# What is asked
Present each line of the records below as a string in a single JSON list, one string per line, omitting any blank lines.

(Extracted data entries)
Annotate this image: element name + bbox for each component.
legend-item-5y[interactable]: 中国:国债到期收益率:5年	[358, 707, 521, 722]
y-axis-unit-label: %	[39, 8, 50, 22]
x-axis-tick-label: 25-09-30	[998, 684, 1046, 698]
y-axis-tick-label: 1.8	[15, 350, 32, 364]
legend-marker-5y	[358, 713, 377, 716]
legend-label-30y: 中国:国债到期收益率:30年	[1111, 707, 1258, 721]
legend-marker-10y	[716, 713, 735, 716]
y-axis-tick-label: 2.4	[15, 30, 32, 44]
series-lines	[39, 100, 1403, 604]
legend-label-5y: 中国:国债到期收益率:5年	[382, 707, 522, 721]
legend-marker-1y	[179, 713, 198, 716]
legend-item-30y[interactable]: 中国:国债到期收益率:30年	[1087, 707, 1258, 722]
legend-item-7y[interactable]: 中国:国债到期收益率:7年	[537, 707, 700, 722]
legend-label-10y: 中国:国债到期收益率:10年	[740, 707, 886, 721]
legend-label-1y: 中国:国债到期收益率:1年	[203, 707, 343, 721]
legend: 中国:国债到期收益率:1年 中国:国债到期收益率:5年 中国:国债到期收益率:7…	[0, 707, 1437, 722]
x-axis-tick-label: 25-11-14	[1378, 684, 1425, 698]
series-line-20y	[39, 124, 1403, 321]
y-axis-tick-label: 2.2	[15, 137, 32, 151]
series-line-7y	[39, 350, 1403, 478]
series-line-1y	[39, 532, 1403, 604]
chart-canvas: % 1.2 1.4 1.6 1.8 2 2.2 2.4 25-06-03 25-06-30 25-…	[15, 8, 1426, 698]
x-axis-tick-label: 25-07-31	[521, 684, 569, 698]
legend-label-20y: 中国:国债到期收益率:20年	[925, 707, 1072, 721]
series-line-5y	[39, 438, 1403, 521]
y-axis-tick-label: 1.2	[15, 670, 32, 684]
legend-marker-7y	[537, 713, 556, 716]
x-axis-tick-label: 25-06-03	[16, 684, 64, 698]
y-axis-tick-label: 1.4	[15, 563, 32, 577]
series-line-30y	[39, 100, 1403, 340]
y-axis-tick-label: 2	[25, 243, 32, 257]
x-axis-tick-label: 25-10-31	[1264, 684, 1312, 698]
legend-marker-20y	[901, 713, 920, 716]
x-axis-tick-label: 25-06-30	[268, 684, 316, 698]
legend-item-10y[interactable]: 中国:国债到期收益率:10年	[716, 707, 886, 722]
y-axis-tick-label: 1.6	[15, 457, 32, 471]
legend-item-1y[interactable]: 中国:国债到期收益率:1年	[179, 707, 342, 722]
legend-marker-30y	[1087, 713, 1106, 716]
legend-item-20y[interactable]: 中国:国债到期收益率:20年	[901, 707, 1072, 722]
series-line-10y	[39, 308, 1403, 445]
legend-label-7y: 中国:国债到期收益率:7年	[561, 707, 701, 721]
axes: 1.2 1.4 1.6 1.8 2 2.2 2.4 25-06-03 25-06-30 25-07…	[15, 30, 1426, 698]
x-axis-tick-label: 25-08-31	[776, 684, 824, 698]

# Finished task
[
  "Annotate this image: element name + bbox for each component.",
  "legend-item-5y[interactable]: 中国:国债到期收益率:5年\t[358, 707, 521, 722]",
  "y-axis-unit-label: %\t[39, 8, 50, 22]",
  "x-axis-tick-label: 25-09-30\t[998, 684, 1046, 698]",
  "y-axis-tick-label: 1.8\t[15, 350, 32, 364]",
  "legend-marker-5y\t[358, 713, 377, 716]",
  "legend-label-30y: 中国:国债到期收益率:30年\t[1111, 707, 1258, 721]",
  "legend-marker-10y\t[716, 713, 735, 716]",
  "y-axis-tick-label: 2.4\t[15, 30, 32, 44]",
  "series-lines\t[39, 100, 1403, 604]",
  "legend-label-5y: 中国:国债到期收益率:5年\t[382, 707, 522, 721]",
  "legend-marker-1y\t[179, 713, 198, 716]",
  "legend-item-30y[interactable]: 中国:国债到期收益率:30年\t[1087, 707, 1258, 722]",
  "legend-item-7y[interactable]: 中国:国债到期收益率:7年\t[537, 707, 700, 722]",
  "legend-label-10y: 中国:国债到期收益率:10年\t[740, 707, 886, 721]",
  "legend-label-1y: 中国:国债到期收益率:1年\t[203, 707, 343, 721]",
  "legend: 中国:国债到期收益率:1年 中国:国债到期收益率:5年 中国:国债到期收益率:7…\t[0, 707, 1437, 722]",
  "x-axis-tick-label: 25-11-14\t[1378, 684, 1425, 698]",
  "series-line-20y\t[39, 124, 1403, 321]",
  "y-axis-tick-label: 2.2\t[15, 137, 32, 151]",
  "series-line-7y\t[39, 350, 1403, 478]",
  "series-line-1y\t[39, 532, 1403, 604]",
  "chart-canvas: % 1.2 1.4 1.6 1.8 2 2.2 2.4 25-06-03 25-06-30 25-…\t[15, 8, 1426, 698]",
  "x-axis-tick-label: 25-07-31\t[521, 684, 569, 698]",
  "legend-label-20y: 中国:国债到期收益率:20年\t[925, 707, 1072, 721]",
  "series-line-5y\t[39, 438, 1403, 521]",
  "y-axis-tick-label: 1.2\t[15, 670, 32, 684]",
  "legend-marker-7y\t[537, 713, 556, 716]",
  "x-axis-tick-label: 25-06-03\t[16, 684, 64, 698]",
  "y-axis-tick-label: 1.4\t[15, 563, 32, 577]",
  "series-line-30y\t[39, 100, 1403, 340]",
  "y-axis-tick-label: 2\t[25, 243, 32, 257]",
  "x-axis-tick-label: 25-10-31\t[1264, 684, 1312, 698]",
  "legend-marker-20y\t[901, 713, 920, 716]",
  "x-axis-tick-label: 25-06-30\t[268, 684, 316, 698]",
  "legend-item-10y[interactable]: 中国:国债到期收益率:10年\t[716, 707, 886, 722]",
  "y-axis-tick-label: 1.6\t[15, 457, 32, 471]",
  "legend-item-1y[interactable]: 中国:国债到期收益率:1年\t[179, 707, 342, 722]",
  "legend-marker-30y\t[1087, 713, 1106, 716]",
  "legend-item-20y[interactable]: 中国:国债到期收益率:20年\t[901, 707, 1072, 722]",
  "series-line-10y\t[39, 308, 1403, 445]",
  "legend-label-7y: 中国:国债到期收益率:7年\t[561, 707, 701, 721]",
  "axes: 1.2 1.4 1.6 1.8 2 2.2 2.4 25-06-03 25-06-30 25-07…\t[15, 30, 1426, 698]",
  "x-axis-tick-label: 25-08-31\t[776, 684, 824, 698]"
]